_Objective_: Reproduce the following lines verbatim, omitting any pictures from the output.

_The data_:
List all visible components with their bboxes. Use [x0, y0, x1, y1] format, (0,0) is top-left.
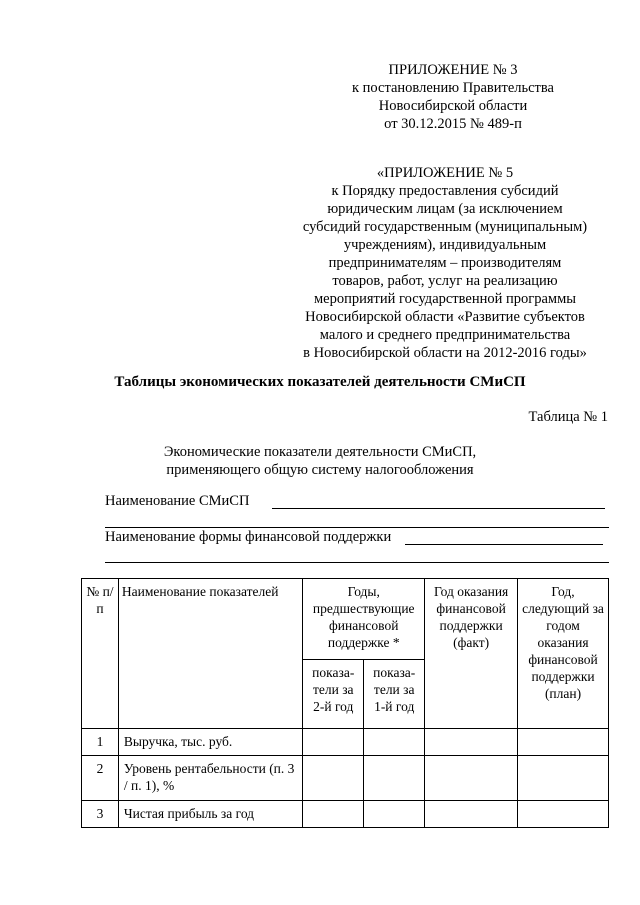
appendix-5-line-6: предпринимателям – производителям [328, 255, 562, 271]
smsp-name-blank[interactable] [272, 508, 605, 509]
header-years-before: Годы, предшествующие финансовой поддержке * [303, 579, 425, 660]
row-3-cell[interactable] [364, 801, 425, 828]
row-3-cell[interactable] [303, 801, 364, 828]
row-2-cell[interactable] [303, 756, 364, 801]
row-1-cell[interactable] [518, 729, 609, 756]
smsp-name-field-row [105, 493, 249, 510]
table-row [82, 756, 609, 801]
table-subtitle [0, 443, 640, 479]
row-3-name: Чистая прибыль за год [118, 801, 302, 828]
appendix-3-line-1: ПРИЛОЖЕНИЕ № 3 [388, 62, 518, 78]
row-1-cell[interactable] [303, 729, 364, 756]
appendix-3-line-2: к постановлению Правительства [352, 80, 554, 96]
row-1-cell[interactable] [425, 729, 518, 756]
header-indicator: Наименование показателей [118, 579, 302, 729]
economic-indicators-table [81, 578, 609, 828]
main-title: Таблицы экономических показателей деятельности СМиСП [114, 374, 526, 390]
table-number: Таблица № 1 [528, 409, 608, 425]
appendix-3-header [323, 61, 583, 133]
smsp-name-label: Наименование СМиСП [105, 493, 250, 509]
table-row [82, 729, 609, 756]
appendix-3-line-4: от 30.12.2015 № 489-п [384, 116, 522, 132]
header-num: № п/п [82, 579, 119, 729]
support-form-blank-2[interactable] [105, 562, 609, 563]
row-3-num: 3 [82, 801, 119, 828]
table-row [82, 801, 609, 828]
appendix-5-header [280, 164, 610, 362]
appendix-5-line-1: «ПРИЛОЖЕНИЕ № 5 [376, 165, 514, 181]
support-form-blank[interactable] [405, 544, 603, 545]
smsp-name-blank-2[interactable] [105, 527, 609, 528]
appendix-5-line-10: малого и среднего предпринимательства [319, 327, 571, 343]
appendix-5-line-7: товаров, работ, услуг на реализацию [332, 273, 558, 289]
table-header-row-1 [82, 579, 609, 660]
support-form-label: Наименование формы финансовой поддержки [105, 529, 392, 545]
header-1st-year: показа-тели за 1-й год [364, 660, 425, 729]
header-year-after: Год, следующий за годом оказания финансовой поддержки (план) [518, 579, 609, 729]
row-3-cell[interactable] [425, 801, 518, 828]
appendix-5-line-2: к Порядку предоставления субсидий [331, 183, 559, 199]
row-2-name: Уровень рентабельности (п. 3 / п. 1), % [118, 756, 302, 801]
appendix-5-line-4: субсидий государственным (муниципальным) [302, 219, 588, 235]
header-year-support: Год оказания финансовой поддержки (факт) [425, 579, 518, 729]
appendix-5-line-11: в Новосибирской области на 2012-2016 годы» [303, 345, 587, 361]
row-1-num: 1 [82, 729, 119, 756]
appendix-5-line-3: юридическим лицам (за исключением [327, 201, 563, 217]
row-2-cell[interactable] [425, 756, 518, 801]
row-2-cell[interactable] [364, 756, 425, 801]
row-1-name: Выручка, тыс. руб. [118, 729, 302, 756]
row-1-cell[interactable] [364, 729, 425, 756]
support-form-field-row [105, 529, 391, 546]
subtitle-line-2: применяющего общую систему налогообложения [166, 462, 474, 478]
row-2-num: 2 [82, 756, 119, 801]
appendix-5-line-5: учреждениям), индивидуальным [343, 237, 547, 253]
header-2nd-year: показа-тели за 2-й год [303, 660, 364, 729]
appendix-5-line-9: Новосибирской области «Развитие субъектов [305, 309, 585, 325]
appendix-3-line-3: Новосибирской области [378, 98, 528, 114]
row-2-cell[interactable] [518, 756, 609, 801]
row-3-cell[interactable] [518, 801, 609, 828]
subtitle-line-1: Экономические показатели деятельности СМиСП, [163, 444, 477, 460]
appendix-5-line-8: мероприятий государственной программы [314, 291, 576, 307]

_Solved exercise_:
List all visible components with their bboxes. Use [x0, y0, x1, y1] format, (0,0) is top-left.
appendix-5-line-6: предпринимателям – производителям [328, 255, 562, 271]
smsp-name-blank[interactable] [272, 508, 605, 509]
header-years-before: Годы, предшествующие финансовой поддержке * [303, 579, 425, 660]
row-3-cell[interactable] [364, 801, 425, 828]
row-3-cell[interactable] [303, 801, 364, 828]
row-2-cell[interactable] [303, 756, 364, 801]
row-1-cell[interactable] [518, 729, 609, 756]
smsp-name-field-row [105, 493, 249, 510]
table-row [82, 756, 609, 801]
table-subtitle [0, 443, 640, 479]
row-3-name: Чистая прибыль за год [118, 801, 302, 828]
appendix-3-line-1: ПРИЛОЖЕНИЕ № 3 [388, 62, 518, 78]
row-1-cell[interactable] [303, 729, 364, 756]
appendix-3-line-2: к постановлению Правительства [352, 80, 554, 96]
row-1-cell[interactable] [425, 729, 518, 756]
header-indicator: Наименование показателей [118, 579, 302, 729]
economic-indicators-table [81, 578, 609, 828]
main-title: Таблицы экономических показателей деятельности СМиСП [114, 374, 526, 390]
table-number: Таблица № 1 [528, 409, 608, 425]
appendix-3-header [323, 61, 583, 133]
smsp-name-label: Наименование СМиСП [105, 493, 250, 509]
table-row [82, 729, 609, 756]
appendix-3-line-4: от 30.12.2015 № 489-п [384, 116, 522, 132]
header-num: № п/п [82, 579, 119, 729]
support-form-blank-2[interactable] [105, 562, 609, 563]
row-3-num: 3 [82, 801, 119, 828]
table-row [82, 801, 609, 828]
appendix-5-header [280, 164, 610, 362]
appendix-5-line-1: «ПРИЛОЖЕНИЕ № 5 [376, 165, 514, 181]
support-form-blank[interactable] [405, 544, 603, 545]
smsp-name-blank-2[interactable] [105, 527, 609, 528]
appendix-5-line-10: малого и среднего предпринимательства [319, 327, 571, 343]
appendix-5-line-7: товаров, работ, услуг на реализацию [332, 273, 558, 289]
table-header-row-1 [82, 579, 609, 660]
support-form-label: Наименование формы финансовой поддержки [105, 529, 392, 545]
header-1st-year: показа-тели за 1-й год [364, 660, 425, 729]
header-year-after: Год, следующий за годом оказания финансовой поддержки (план) [518, 579, 609, 729]
row-3-cell[interactable] [425, 801, 518, 828]
appendix-5-line-2: к Порядку предоставления субсидий [331, 183, 559, 199]
row-2-name: Уровень рентабельности (п. 3 / п. 1), % [118, 756, 302, 801]
appendix-5-line-4: субсидий государственным (муниципальным) [302, 219, 588, 235]
header-year-support: Год оказания финансовой поддержки (факт) [425, 579, 518, 729]
appendix-5-line-11: в Новосибирской области на 2012-2016 годы» [303, 345, 587, 361]
row-1-num: 1 [82, 729, 119, 756]
appendix-5-line-3: юридическим лицам (за исключением [327, 201, 563, 217]
row-2-cell[interactable] [425, 756, 518, 801]
row-2-cell[interactable] [364, 756, 425, 801]
row-1-name: Выручка, тыс. руб. [118, 729, 302, 756]
row-1-cell[interactable] [364, 729, 425, 756]
support-form-field-row [105, 529, 391, 546]
subtitle-line-2: применяющего общую систему налогообложения [166, 462, 474, 478]
row-2-num: 2 [82, 756, 119, 801]
appendix-5-line-5: учреждениям), индивидуальным [343, 237, 547, 253]
header-2nd-year: показа-тели за 2-й год [303, 660, 364, 729]
appendix-5-line-9: Новосибирской области «Развитие субъектов [305, 309, 585, 325]
appendix-3-line-3: Новосибирской области [378, 98, 528, 114]
row-2-cell[interactable] [518, 756, 609, 801]
row-3-cell[interactable] [518, 801, 609, 828]
subtitle-line-1: Экономические показатели деятельности СМиСП, [163, 444, 477, 460]
appendix-5-line-8: мероприятий государственной программы [314, 291, 576, 307]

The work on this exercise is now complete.